Task objective »
Repeat the material verbatim and drop the pictures.

## START Supplied data

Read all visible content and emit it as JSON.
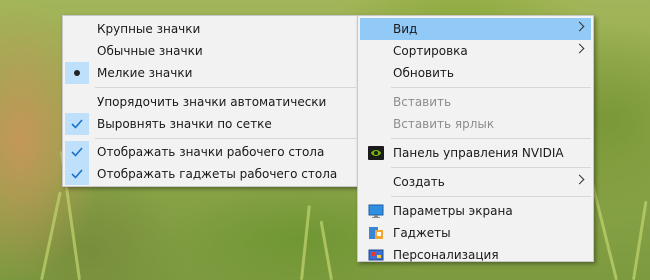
{
  "submenu_view": {
    "items": [
      {
        "label": "Крупные значки",
        "mark": "none"
      },
      {
        "label": "Обычные значки",
        "mark": "none"
      },
      {
        "label": "Мелкие значки",
        "mark": "bullet"
      },
      {
        "label": "Упорядочить значки автоматически",
        "mark": "none"
      },
      {
        "label": "Выровнять значки по сетке",
        "mark": "check"
      },
      {
        "label": "Отображать значки рабочего стола",
        "mark": "check"
      },
      {
        "label": "Отображать гаджеты  рабочего стола",
        "mark": "check"
      }
    ]
  },
  "context_menu": {
    "items": [
      {
        "label": "Вид",
        "has_submenu": true,
        "highlighted": true
      },
      {
        "label": "Сортировка",
        "has_submenu": true
      },
      {
        "label": "Обновить"
      },
      {
        "label": "Вставить",
        "disabled": true
      },
      {
        "label": "Вставить ярлык",
        "disabled": true
      },
      {
        "label": "Панель управления NVIDIA",
        "icon": "nvidia-icon"
      },
      {
        "label": "Создать",
        "has_submenu": true
      },
      {
        "label": "Параметры экрана",
        "icon": "display-settings-icon"
      },
      {
        "label": "Гаджеты",
        "icon": "gadgets-icon"
      },
      {
        "label": "Персонализация",
        "icon": "personalization-icon"
      }
    ]
  },
  "colors": {
    "highlight": "#91c9f7",
    "check_background": "#bfe0fb",
    "menu_background": "#f2f2f2",
    "check_mark": "#1a73c8"
  }
}
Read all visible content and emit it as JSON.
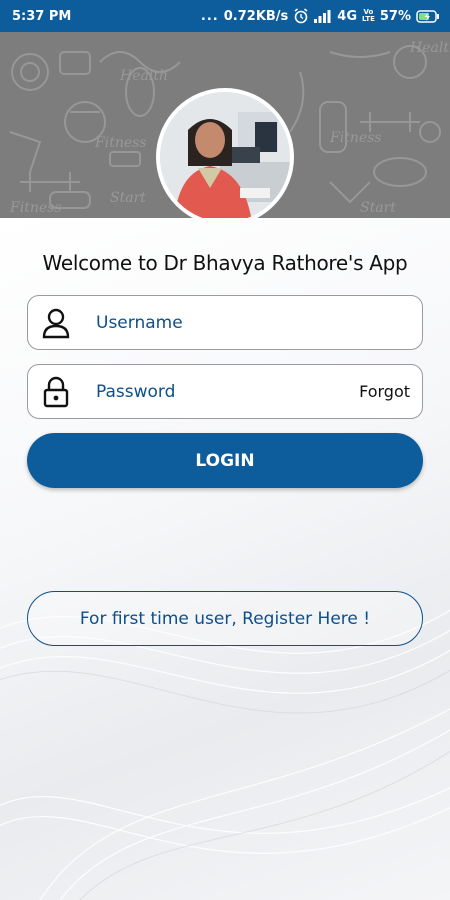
{
  "status_bar": {
    "time": "5:37 PM",
    "dots": "...",
    "network_speed": "0.72KB/s",
    "network_type": "4G",
    "volte_top": "Vo",
    "volte_bottom": "LTE",
    "battery": "57%",
    "icons": [
      "alarm-icon",
      "signal-icon",
      "volte-icon",
      "battery-charging-icon"
    ]
  },
  "header": {
    "background_color": "#7d7d7d",
    "profile_photo": "doctor-profile-photo"
  },
  "welcome_text": "Welcome to Dr Bhavya Rathore's App",
  "username_field": {
    "placeholder": "Username",
    "icon": "user-icon"
  },
  "password_field": {
    "placeholder": "Password",
    "icon": "lock-icon",
    "forgot_label": "Forgot"
  },
  "login_button": {
    "label": "LOGIN"
  },
  "register_button": {
    "label": "For first time user, Register Here !"
  },
  "colors": {
    "primary": "#0d5d9c",
    "text_blue": "#0d4f8c",
    "status_bar": "#0d5d9c"
  }
}
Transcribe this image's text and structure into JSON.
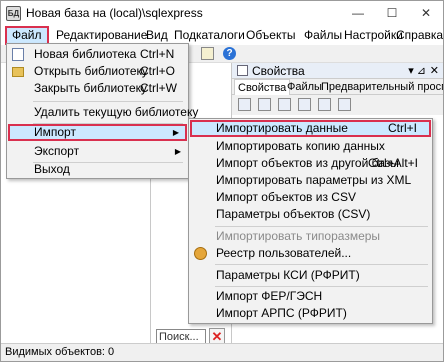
{
  "window": {
    "title": "Новая база на (local)\\sqlexpress",
    "app_icon_text": "БД",
    "minimize": "—",
    "maximize": "☐",
    "close": "✕"
  },
  "menubar": [
    "Файл",
    "Редактирование",
    "Вид",
    "Подкаталоги",
    "Объекты",
    "Файлы",
    "Настройки",
    "Справка"
  ],
  "toolbar": {
    "help_icon": "?"
  },
  "properties_panel": {
    "title": "Свойства",
    "pin": "▾ ⊿",
    "close": "✕",
    "tabs": [
      "Свойства",
      "Файлы",
      "Предварительный просмотр"
    ]
  },
  "file_menu": {
    "items": [
      {
        "label": "Новая библиотека",
        "shortcut": "Ctrl+N",
        "icon": "new-doc-icon"
      },
      {
        "label": "Открыть библиотеку",
        "shortcut": "Ctrl+O",
        "icon": "open-folder-icon"
      },
      {
        "label": "Закрыть библиотеку",
        "shortcut": "Ctrl+W"
      },
      {
        "label": "Удалить текущую библиотеку"
      },
      {
        "label": "Импорт",
        "submenu": true
      },
      {
        "label": "Экспорт",
        "submenu": true
      },
      {
        "label": "Выход"
      }
    ]
  },
  "import_menu": {
    "items": [
      {
        "label": "Импортировать данные",
        "shortcut": "Ctrl+I"
      },
      {
        "label": "Импортировать копию данных"
      },
      {
        "label": "Импорт объектов из другой базы",
        "shortcut": "Ctrl+Alt+I"
      },
      {
        "label": "Импортировать параметры из XML"
      },
      {
        "label": "Импорт объектов из CSV"
      },
      {
        "label": "Параметры объектов (CSV)"
      },
      {
        "label": "Импортировать типоразмеры",
        "disabled": true
      },
      {
        "label": "Реестр пользователей...",
        "icon": "registry-icon"
      },
      {
        "label": "Параметры КСИ (РФРИТ)"
      },
      {
        "label": "Импорт ФЕР/ГЭСН"
      },
      {
        "label": "Импорт АРПС (РФРИТ)"
      }
    ]
  },
  "search": {
    "placeholder": "Поиск...",
    "clear": "✕"
  },
  "status": {
    "text": "Видимых объектов: 0"
  },
  "colors": {
    "highlight": "#cce8ff",
    "border_accent": "#d9304f"
  }
}
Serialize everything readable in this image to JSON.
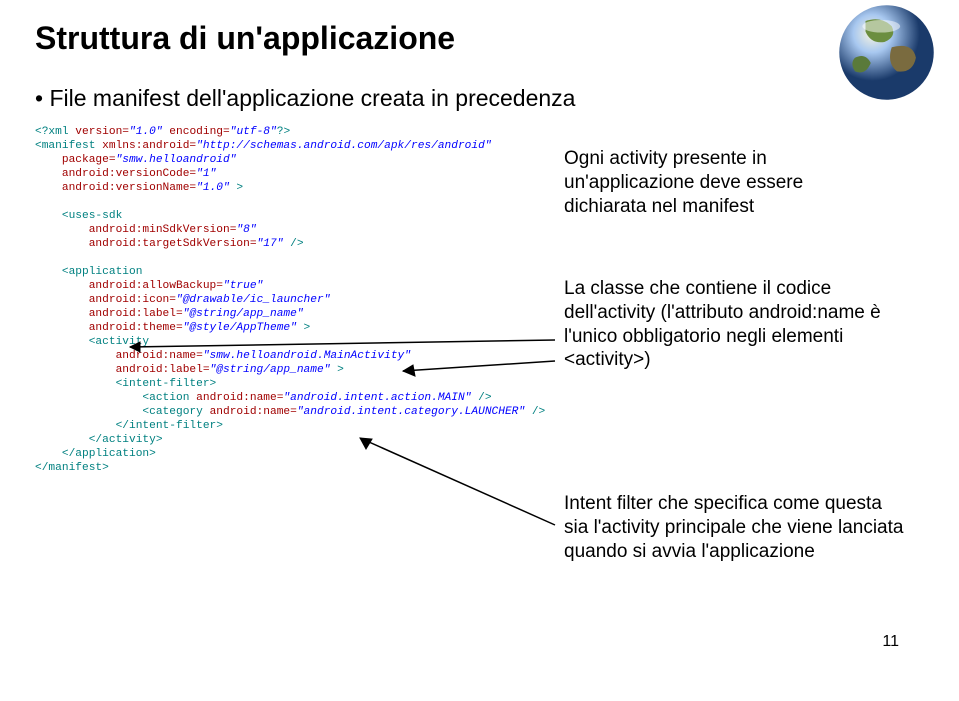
{
  "title": "Struttura di un'applicazione",
  "bullet1": "File manifest dell'applicazione creata in precedenza",
  "annotations": {
    "a1": "Ogni activity presente in un'applicazione deve essere dichiarata nel manifest",
    "a2": "La classe che contiene il codice dell'activity (l'attributo android:name è l'unico obbligatorio negli elementi <activity>)",
    "a3": "Intent filter che specifica come questa sia l'activity principale che viene lanciata quando si avvia l'applicazione"
  },
  "code": {
    "l1a": "<?xml ",
    "l1b": "version=",
    "l1c": "\"1.0\"",
    "l1d": " encoding=",
    "l1e": "\"utf-8\"",
    "l1f": "?>",
    "l2a": "<manifest ",
    "l2b": "xmlns:android=",
    "l2c": "\"http://schemas.android.com/apk/res/android\"",
    "l3a": "    package=",
    "l3b": "\"smw.helloandroid\"",
    "l4a": "    android:versionCode=",
    "l4b": "\"1\"",
    "l5a": "    android:versionName=",
    "l5b": "\"1.0\"",
    "l5c": " >",
    "l6": "",
    "l7a": "    <uses-sdk",
    "l8a": "        android:minSdkVersion=",
    "l8b": "\"8\"",
    "l9a": "        android:targetSdkVersion=",
    "l9b": "\"17\"",
    "l9c": " />",
    "l10": "",
    "l11a": "    <application",
    "l12a": "        android:allowBackup=",
    "l12b": "\"true\"",
    "l13a": "        android:icon=",
    "l13b": "\"@drawable/ic_launcher\"",
    "l14a": "        android:label=",
    "l14b": "\"@string/app_name\"",
    "l15a": "        android:theme=",
    "l15b": "\"@style/AppTheme\"",
    "l15c": " >",
    "l16a": "        <activity",
    "l17a": "            android:name=",
    "l17b": "\"smw.helloandroid.MainActivity\"",
    "l18a": "            android:label=",
    "l18b": "\"@string/app_name\"",
    "l18c": " >",
    "l19a": "            <intent-filter>",
    "l20a": "                <action ",
    "l20b": "android:name=",
    "l20c": "\"android.intent.action.MAIN\"",
    "l20d": " />",
    "l21a": "                <category ",
    "l21b": "android:name=",
    "l21c": "\"android.intent.category.LAUNCHER\"",
    "l21d": " />",
    "l22a": "            </intent-filter>",
    "l23a": "        </activity>",
    "l24a": "    </application>",
    "l25a": "</manifest>"
  },
  "page_number": "11"
}
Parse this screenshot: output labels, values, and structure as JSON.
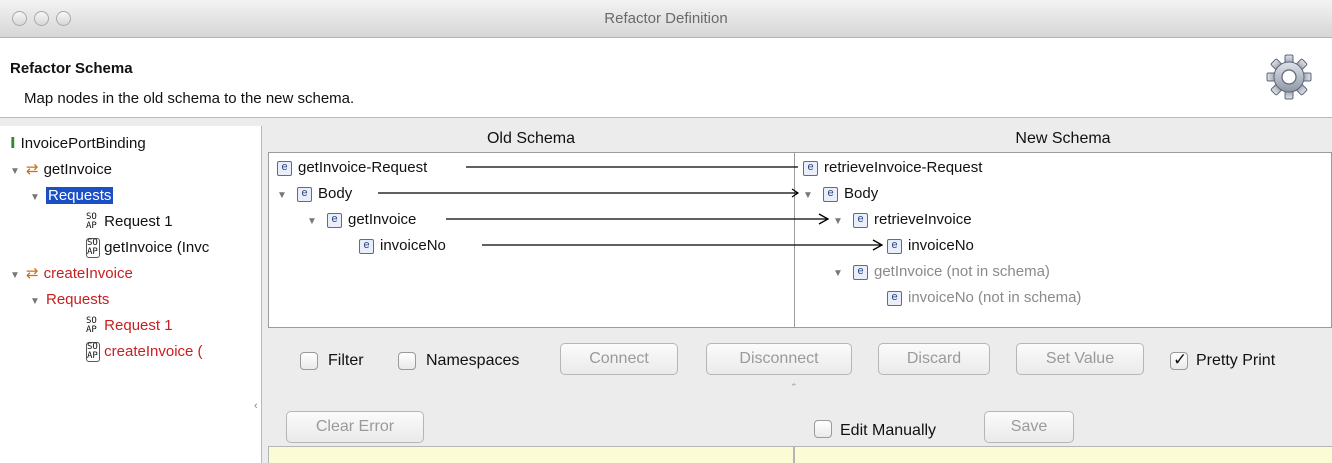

## END Supplied data

Task solution »
Read all visible content and emit it as JSON.
{
  "submenu_view": {
    "items": [
      {
        "label": "Крупные значки",
        "mark": "none"
      },
      {
        "label": "Обычные значки",
        "mark": "none"
      },
      {
        "label": "Мелкие значки",
        "mark": "bullet"
      },
      {
        "label": "Упорядочить значки автоматически",
        "mark": "none"
      },
      {
        "label": "Выровнять значки по сетке",
        "mark": "check"
      },
      {
        "label": "Отображать значки рабочего стола",
        "mark": "check"
      },
      {
        "label": "Отображать гаджеты  рабочего стола",
        "mark": "check"
      }
    ]
  },
  "context_menu": {
    "items": [
      {
        "label": "Вид",
        "has_submenu": true,
        "highlighted": true
      },
      {
        "label": "Сортировка",
        "has_submenu": true
      },
      {
        "label": "Обновить"
      },
      {
        "label": "Вставить",
        "disabled": true
      },
      {
        "label": "Вставить ярлык",
        "disabled": true
      },
      {
        "label": "Панель управления NVIDIA",
        "icon": "nvidia-icon"
      },
      {
        "label": "Создать",
        "has_submenu": true
      },
      {
        "label": "Параметры экрана",
        "icon": "display-settings-icon"
      },
      {
        "label": "Гаджеты",
        "icon": "gadgets-icon"
      },
      {
        "label": "Персонализация",
        "icon": "personalization-icon"
      }
    ]
  },
  "colors": {
    "highlight": "#91c9f7",
    "check_background": "#bfe0fb",
    "menu_background": "#f2f2f2",
    "check_mark": "#1a73c8"
  }
}
Read all visible content and emit it as JSON.
{
  "status_bar": {
    "time": "5:37 PM",
    "dots": "...",
    "network_speed": "0.72KB/s",
    "network_type": "4G",
    "volte_top": "Vo",
    "volte_bottom": "LTE",
    "battery": "57%",
    "icons": [
      "alarm-icon",
      "signal-icon",
      "volte-icon",
      "battery-charging-icon"
    ]
  },
  "header": {
    "background_color": "#7d7d7d",
    "profile_photo": "doctor-profile-photo"
  },
  "welcome_text": "Welcome to Dr Bhavya Rathore's App",
  "username_field": {
    "placeholder": "Username",
    "icon": "user-icon"
  },
  "password_field": {
    "placeholder": "Password",
    "icon": "lock-icon",
    "forgot_label": "Forgot"
  },
  "login_button": {
    "label": "LOGIN"
  },
  "register_button": {
    "label": "For first time user, Register Here !"
  },
  "colors": {
    "primary": "#0d5d9c",
    "text_blue": "#0d4f8c",
    "status_bar": "#0d5d9c"
  }
}
Transcribe this image's text and structure into JSON.
{
  "window": {
    "title": "Новая база на (local)\\sqlexpress",
    "app_icon_text": "БД",
    "minimize": "—",
    "maximize": "☐",
    "close": "✕"
  },
  "menubar": [
    "Файл",
    "Редактирование",
    "Вид",
    "Подкаталоги",
    "Объекты",
    "Файлы",
    "Настройки",
    "Справка"
  ],
  "toolbar": {
    "help_icon": "?"
  },
  "properties_panel": {
    "title": "Свойства",
    "pin": "▾ ⊿",
    "close": "✕",
    "tabs": [
      "Свойства",
      "Файлы",
      "Предварительный просмотр"
    ]
  },
  "file_menu": {
    "items": [
      {
        "label": "Новая библиотека",
        "shortcut": "Ctrl+N",
        "icon": "new-doc-icon"
      },
      {
        "label": "Открыть библиотеку",
        "shortcut": "Ctrl+O",
        "icon": "open-folder-icon"
      },
      {
        "label": "Закрыть библиотеку",
        "shortcut": "Ctrl+W"
      },
      {
        "label": "Удалить текущую библиотеку"
      },
      {
        "label": "Импорт",
        "submenu": true
      },
      {
        "label": "Экспорт",
        "submenu": true
      },
      {
        "label": "Выход"
      }
    ]
  },
  "import_menu": {
    "items": [
      {
        "label": "Импортировать данные",
        "shortcut": "Ctrl+I"
      },
      {
        "label": "Импортировать копию данных"
      },
      {
        "label": "Импорт объектов из другой базы",
        "shortcut": "Ctrl+Alt+I"
      },
      {
        "label": "Импортировать параметры из XML"
      },
      {
        "label": "Импорт объектов из CSV"
      },
      {
        "label": "Параметры объектов (CSV)"
      },
      {
        "label": "Импортировать типоразмеры",
        "disabled": true
      },
      {
        "label": "Реестр пользователей...",
        "icon": "registry-icon"
      },
      {
        "label": "Параметры КСИ (РФРИТ)"
      },
      {
        "label": "Импорт ФЕР/ГЭСН"
      },
      {
        "label": "Импорт АРПС (РФРИТ)"
      }
    ]
  },
  "search": {
    "placeholder": "Поиск...",
    "clear": "✕"
  },
  "status": {
    "text": "Видимых объектов: 0"
  },
  "colors": {
    "highlight": "#cce8ff",
    "border_accent": "#d9304f"
  }
}
Serialize everything readable in this image to JSON.
{
  "title": "Struttura di un'applicazione",
  "bullet1": "File manifest dell'applicazione creata in precedenza",
  "annotations": {
    "a1": "Ogni activity presente in un'applicazione deve essere dichiarata nel manifest",
    "a2": "La classe che contiene il codice dell'activity (l'attributo android:name è l'unico obbligatorio negli elementi <activity>)",
    "a3": "Intent filter che specifica come questa sia l'activity principale che viene lanciata quando si avvia l'applicazione"
  },
  "code": {
    "l1a": "<?xml ",
    "l1b": "version=",
    "l1c": "\"1.0\"",
    "l1d": " encoding=",
    "l1e": "\"utf-8\"",
    "l1f": "?>",
    "l2a": "<manifest ",
    "l2b": "xmlns:android=",
    "l2c": "\"http://schemas.android.com/apk/res/android\"",
    "l3a": "    package=",
    "l3b": "\"smw.helloandroid\"",
    "l4a": "    android:versionCode=",
    "l4b": "\"1\"",
    "l5a": "    android:versionName=",
    "l5b": "\"1.0\"",
    "l5c": " >",
    "l6": "",
    "l7a": "    <uses-sdk",
    "l8a": "        android:minSdkVersion=",
    "l8b": "\"8\"",
    "l9a": "        android:targetSdkVersion=",
    "l9b": "\"17\"",
    "l9c": " />",
    "l10": "",
    "l11a": "    <application",
    "l12a": "        android:allowBackup=",
    "l12b": "\"true\"",
    "l13a": "        android:icon=",
    "l13b": "\"@drawable/ic_launcher\"",
    "l14a": "        android:label=",
    "l14b": "\"@string/app_name\"",
    "l15a": "        android:theme=",
    "l15b": "\"@style/AppTheme\"",
    "l15c": " >",
    "l16a": "        <activity",
    "l17a": "            android:name=",
    "l17b": "\"smw.helloandroid.MainActivity\"",
    "l18a": "            android:label=",
    "l18b": "\"@string/app_name\"",
    "l18c": " >",
    "l19a": "            <intent-filter>",
    "l20a": "                <action ",
    "l20b": "android:name=",
    "l20c": "\"android.intent.action.MAIN\"",
    "l20d": " />",
    "l21a": "                <category ",
    "l21b": "android:name=",
    "l21c": "\"android.intent.category.LAUNCHER\"",
    "l21d": " />",
    "l22a": "            </intent-filter>",
    "l23a": "        </activity>",
    "l24a": "    </application>",
    "l25a": "</manifest>"
  },
  "page_number": "11"
}
Parse this screenshot: output labels, values, and structure as JSON.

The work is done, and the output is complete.